REQUIRED WORK |
Repeat the whole of the data, keeping every detail the same.

Entries taken from a collection:
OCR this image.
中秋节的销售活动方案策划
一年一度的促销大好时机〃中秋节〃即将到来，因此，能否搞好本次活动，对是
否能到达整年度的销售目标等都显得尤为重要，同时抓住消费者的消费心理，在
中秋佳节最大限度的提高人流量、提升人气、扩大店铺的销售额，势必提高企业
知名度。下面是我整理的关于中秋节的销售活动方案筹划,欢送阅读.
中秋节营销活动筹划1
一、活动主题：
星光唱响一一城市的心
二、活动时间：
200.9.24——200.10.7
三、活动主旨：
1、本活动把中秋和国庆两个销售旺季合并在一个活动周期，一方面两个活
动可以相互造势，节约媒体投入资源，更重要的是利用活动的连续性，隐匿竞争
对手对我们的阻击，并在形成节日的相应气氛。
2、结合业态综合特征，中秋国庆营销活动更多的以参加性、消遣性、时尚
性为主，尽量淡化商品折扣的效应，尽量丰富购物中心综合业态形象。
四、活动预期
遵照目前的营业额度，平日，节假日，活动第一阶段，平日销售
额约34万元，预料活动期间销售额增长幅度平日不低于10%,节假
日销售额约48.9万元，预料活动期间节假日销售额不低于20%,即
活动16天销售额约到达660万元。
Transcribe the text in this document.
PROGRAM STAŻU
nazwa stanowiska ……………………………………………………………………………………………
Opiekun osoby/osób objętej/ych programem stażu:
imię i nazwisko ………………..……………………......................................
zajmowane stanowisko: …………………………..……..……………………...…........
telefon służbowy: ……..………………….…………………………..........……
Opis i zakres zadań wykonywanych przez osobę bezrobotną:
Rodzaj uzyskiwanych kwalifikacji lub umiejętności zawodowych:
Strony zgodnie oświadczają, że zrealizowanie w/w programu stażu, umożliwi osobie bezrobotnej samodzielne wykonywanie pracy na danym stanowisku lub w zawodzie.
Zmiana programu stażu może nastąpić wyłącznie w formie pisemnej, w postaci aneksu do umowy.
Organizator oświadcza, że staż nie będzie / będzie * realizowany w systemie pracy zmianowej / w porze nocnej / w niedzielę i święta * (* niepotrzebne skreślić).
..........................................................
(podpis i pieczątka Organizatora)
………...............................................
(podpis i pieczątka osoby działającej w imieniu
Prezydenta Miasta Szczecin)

ANSWER TO THE TASK |
OCR this image.
中秋节的销售活动方案策划
一年一度的促销大好时机〃中秋节〃即将到来，因此，能否搞好本次活动，对是
否能到达整年度的销售目标等都显得尤为重要，同时抓住消费者的消费心理，在
中秋佳节最大限度的提高人流量、提升人气、扩大店铺的销售额，势必提高企业
知名度。下面是我整理的关于中秋节的销售活动方案筹划,欢送阅读.
中秋节营销活动筹划1
一、活动主题：
星光唱响一一城市的心
二、活动时间：
200.9.24——200.10.7
三、活动主旨：
1、本活动把中秋和国庆两个销售旺季合并在一个活动周期，一方面两个活
动可以相互造势，节约媒体投入资源，更重要的是利用活动的连续性，隐匿竞争
对手对我们的阻击，并在形成节日的相应气氛。
2、结合业态综合特征，中秋国庆营销活动更多的以参加性、消遣性、时尚
性为主，尽量淡化商品折扣的效应，尽量丰富购物中心综合业态形象。
四、活动预期
遵照目前的营业额度，平日，节假日，活动第一阶段，平日销售
额约34万元，预料活动期间销售额增长幅度平日不低于10%,节假
日销售额约48.9万元，预料活动期间节假日销售额不低于20%,即
活动16天销售额约到达660万元。
Transcribe the text in this document.
PROGRAM STAŻU
nazwa stanowiska ……………………………………………………………………………………………
Opiekun osoby/osób objętej/ych programem stażu:
imię i nazwisko ………………..……………………......................................
zajmowane stanowisko: …………………………..……..……………………...…........
telefon służbowy: ……..………………….…………………………..........……
Opis i zakres zadań wykonywanych przez osobę bezrobotną:
Rodzaj uzyskiwanych kwalifikacji lub umiejętności zawodowych:
Strony zgodnie oświadczają, że zrealizowanie w/w programu stażu, umożliwi osobie bezrobotnej samodzielne wykonywanie pracy na danym stanowisku lub w zawodzie.
Zmiana programu stażu może nastąpić wyłącznie w formie pisemnej, w postaci aneksu do umowy.
Organizator oświadcza, że staż nie będzie / będzie * realizowany w systemie pracy zmianowej / w porze nocnej / w niedzielę i święta * (* niepotrzebne skreślić).
..........................................................
(podpis i pieczątka Organizatora)
………...............................................
(podpis i pieczątka osoby działającej w imieniu
Prezydenta Miasta Szczecin)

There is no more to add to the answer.